*Problem*
Extract the full set of records, then give each one again exactly.

*Records supplied*
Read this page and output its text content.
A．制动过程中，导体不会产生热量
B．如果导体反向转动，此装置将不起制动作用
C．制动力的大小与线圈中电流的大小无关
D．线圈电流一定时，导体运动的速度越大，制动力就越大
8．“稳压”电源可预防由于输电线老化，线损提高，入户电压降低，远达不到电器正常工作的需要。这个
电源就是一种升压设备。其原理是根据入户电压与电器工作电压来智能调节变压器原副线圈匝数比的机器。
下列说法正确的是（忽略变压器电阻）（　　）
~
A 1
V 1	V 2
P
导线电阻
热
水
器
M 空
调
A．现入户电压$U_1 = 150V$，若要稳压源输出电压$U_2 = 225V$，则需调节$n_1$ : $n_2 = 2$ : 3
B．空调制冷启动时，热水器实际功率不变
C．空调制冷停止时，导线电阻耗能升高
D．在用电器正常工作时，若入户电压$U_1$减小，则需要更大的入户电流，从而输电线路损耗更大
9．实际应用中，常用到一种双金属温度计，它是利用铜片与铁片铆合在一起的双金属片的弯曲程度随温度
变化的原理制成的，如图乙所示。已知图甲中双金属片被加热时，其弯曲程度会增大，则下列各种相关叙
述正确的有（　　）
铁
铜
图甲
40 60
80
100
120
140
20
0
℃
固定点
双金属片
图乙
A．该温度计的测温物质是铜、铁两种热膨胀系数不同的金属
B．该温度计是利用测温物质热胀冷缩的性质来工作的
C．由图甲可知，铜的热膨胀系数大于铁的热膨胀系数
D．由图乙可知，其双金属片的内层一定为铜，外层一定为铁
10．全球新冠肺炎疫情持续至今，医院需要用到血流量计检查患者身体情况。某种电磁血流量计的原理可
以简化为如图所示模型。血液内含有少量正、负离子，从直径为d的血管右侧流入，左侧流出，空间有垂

*Answer*
Read this page and output its text content.
A．制动过程中，导体不会产生热量
B．如果导体反向转动，此装置将不起制动作用
C．制动力的大小与线圈中电流的大小无关
D．线圈电流一定时，导体运动的速度越大，制动力就越大
8．“稳压”电源可预防由于输电线老化，线损提高，入户电压降低，远达不到电器正常工作的需要。这个
电源就是一种升压设备。其原理是根据入户电压与电器工作电压来智能调节变压器原副线圈匝数比的机器。
下列说法正确的是（忽略变压器电阻）（　　）
~
A 1
V 1	V 2
P
导线电阻
热
水
器
M 空
调
A．现入户电压$U_1 = 150V$，若要稳压源输出电压$U_2 = 225V$，则需调节$n_1$ : $n_2 = 2$ : 3
B．空调制冷启动时，热水器实际功率不变
C．空调制冷停止时，导线电阻耗能升高
D．在用电器正常工作时，若入户电压$U_1$减小，则需要更大的入户电流，从而输电线路损耗更大
9．实际应用中，常用到一种双金属温度计，它是利用铜片与铁片铆合在一起的双金属片的弯曲程度随温度
变化的原理制成的，如图乙所示。已知图甲中双金属片被加热时，其弯曲程度会增大，则下列各种相关叙
述正确的有（　　）
铁
铜
图甲
40 60
80
100
120
140
20
0
℃
固定点
双金属片
图乙
A．该温度计的测温物质是铜、铁两种热膨胀系数不同的金属
B．该温度计是利用测温物质热胀冷缩的性质来工作的
C．由图甲可知，铜的热膨胀系数大于铁的热膨胀系数
D．由图乙可知，其双金属片的内层一定为铜，外层一定为铁
10．全球新冠肺炎疫情持续至今，医院需要用到血流量计检查患者身体情况。某种电磁血流量计的原理可
以简化为如图所示模型。血液内含有少量正、负离子，从直径为d的血管右侧流入，左侧流出，空间有垂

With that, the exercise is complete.